## [Problem requirements]
Reproduce each line of the material precisely.

(Data entries)
== == ==

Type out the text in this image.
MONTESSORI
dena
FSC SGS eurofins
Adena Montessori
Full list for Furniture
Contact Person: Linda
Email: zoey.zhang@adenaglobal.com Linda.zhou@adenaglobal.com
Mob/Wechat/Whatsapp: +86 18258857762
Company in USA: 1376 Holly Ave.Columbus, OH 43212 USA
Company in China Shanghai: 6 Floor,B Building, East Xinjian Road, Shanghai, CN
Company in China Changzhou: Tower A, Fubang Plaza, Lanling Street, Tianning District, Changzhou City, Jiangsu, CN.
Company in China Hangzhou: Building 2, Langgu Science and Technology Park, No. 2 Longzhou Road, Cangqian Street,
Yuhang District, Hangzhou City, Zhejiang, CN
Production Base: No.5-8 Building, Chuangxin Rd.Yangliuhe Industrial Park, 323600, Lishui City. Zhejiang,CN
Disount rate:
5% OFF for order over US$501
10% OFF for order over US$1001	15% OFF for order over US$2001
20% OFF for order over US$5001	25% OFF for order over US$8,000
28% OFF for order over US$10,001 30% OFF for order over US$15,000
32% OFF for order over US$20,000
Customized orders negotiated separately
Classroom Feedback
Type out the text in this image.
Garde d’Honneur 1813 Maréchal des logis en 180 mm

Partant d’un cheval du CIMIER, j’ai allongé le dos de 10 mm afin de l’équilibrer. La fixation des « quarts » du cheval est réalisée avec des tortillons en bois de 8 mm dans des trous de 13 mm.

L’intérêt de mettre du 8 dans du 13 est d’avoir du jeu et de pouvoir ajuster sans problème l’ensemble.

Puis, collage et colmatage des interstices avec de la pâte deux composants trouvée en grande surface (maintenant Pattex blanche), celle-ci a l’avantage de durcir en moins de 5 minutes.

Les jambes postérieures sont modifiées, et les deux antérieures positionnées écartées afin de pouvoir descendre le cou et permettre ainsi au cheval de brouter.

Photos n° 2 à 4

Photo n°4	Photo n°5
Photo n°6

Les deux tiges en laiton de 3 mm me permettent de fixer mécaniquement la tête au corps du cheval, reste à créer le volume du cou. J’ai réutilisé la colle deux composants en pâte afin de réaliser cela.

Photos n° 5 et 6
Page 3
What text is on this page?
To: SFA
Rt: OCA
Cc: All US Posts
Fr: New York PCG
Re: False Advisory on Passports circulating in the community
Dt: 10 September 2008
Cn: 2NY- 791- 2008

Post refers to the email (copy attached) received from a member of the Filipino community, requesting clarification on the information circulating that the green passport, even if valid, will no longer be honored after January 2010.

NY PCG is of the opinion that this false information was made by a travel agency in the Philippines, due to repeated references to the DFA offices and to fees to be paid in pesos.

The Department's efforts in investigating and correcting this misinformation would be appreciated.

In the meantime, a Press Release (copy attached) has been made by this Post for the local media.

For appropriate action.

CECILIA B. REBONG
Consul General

== == ==

## [Answer to the problem]
Type out the text in this image.
MONTESSORI
dena
FSC SGS eurofins
Adena Montessori
Full list for Furniture
Contact Person: Linda
Email: zoey.zhang@adenaglobal.com Linda.zhou@adenaglobal.com
Mob/Wechat/Whatsapp: +86 18258857762
Company in USA: 1376 Holly Ave.Columbus, OH 43212 USA
Company in China Shanghai: 6 Floor,B Building, East Xinjian Road, Shanghai, CN
Company in China Changzhou: Tower A, Fubang Plaza, Lanling Street, Tianning District, Changzhou City, Jiangsu, CN.
Company in China Hangzhou: Building 2, Langgu Science and Technology Park, No. 2 Longzhou Road, Cangqian Street,
Yuhang District, Hangzhou City, Zhejiang, CN
Production Base: No.5-8 Building, Chuangxin Rd.Yangliuhe Industrial Park, 323600, Lishui City. Zhejiang,CN
Disount rate:
5% OFF for order over US$501
10% OFF for order over US$1001	15% OFF for order over US$2001
20% OFF for order over US$5001	25% OFF for order over US$8,000
28% OFF for order over US$10,001 30% OFF for order over US$15,000
32% OFF for order over US$20,000
Customized orders negotiated separately
Classroom Feedback
Type out the text in this image.
Garde d’Honneur 1813 Maréchal des logis en 180 mm

Partant d’un cheval du CIMIER, j’ai allongé le dos de 10 mm afin de l’équilibrer. La fixation des « quarts » du cheval est réalisée avec des tortillons en bois de 8 mm dans des trous de 13 mm.

L’intérêt de mettre du 8 dans du 13 est d’avoir du jeu et de pouvoir ajuster sans problème l’ensemble.

Puis, collage et colmatage des interstices avec de la pâte deux composants trouvée en grande surface (maintenant Pattex blanche), celle-ci a l’avantage de durcir en moins de 5 minutes.

Les jambes postérieures sont modifiées, et les deux antérieures positionnées écartées afin de pouvoir descendre le cou et permettre ainsi au cheval de brouter.

Photos n° 2 à 4

Photo n°4	Photo n°5
Photo n°6

Les deux tiges en laiton de 3 mm me permettent de fixer mécaniquement la tête au corps du cheval, reste à créer le volume du cou. J’ai réutilisé la colle deux composants en pâte afin de réaliser cela.

Photos n° 5 et 6
Page 3
What text is on this page?
To: SFA
Rt: OCA
Cc: All US Posts
Fr: New York PCG
Re: False Advisory on Passports circulating in the community
Dt: 10 September 2008
Cn: 2NY- 791- 2008

Post refers to the email (copy attached) received from a member of the Filipino community, requesting clarification on the information circulating that the green passport, even if valid, will no longer be honored after January 2010.

NY PCG is of the opinion that this false information was made by a travel agency in the Philippines, due to repeated references to the DFA offices and to fees to be paid in pesos.

The Department's efforts in investigating and correcting this misinformation would be appreciated.

In the meantime, a Press Release (copy attached) has been made by this Post for the local media.

For appropriate action.

CECILIA B. REBONG
Consul General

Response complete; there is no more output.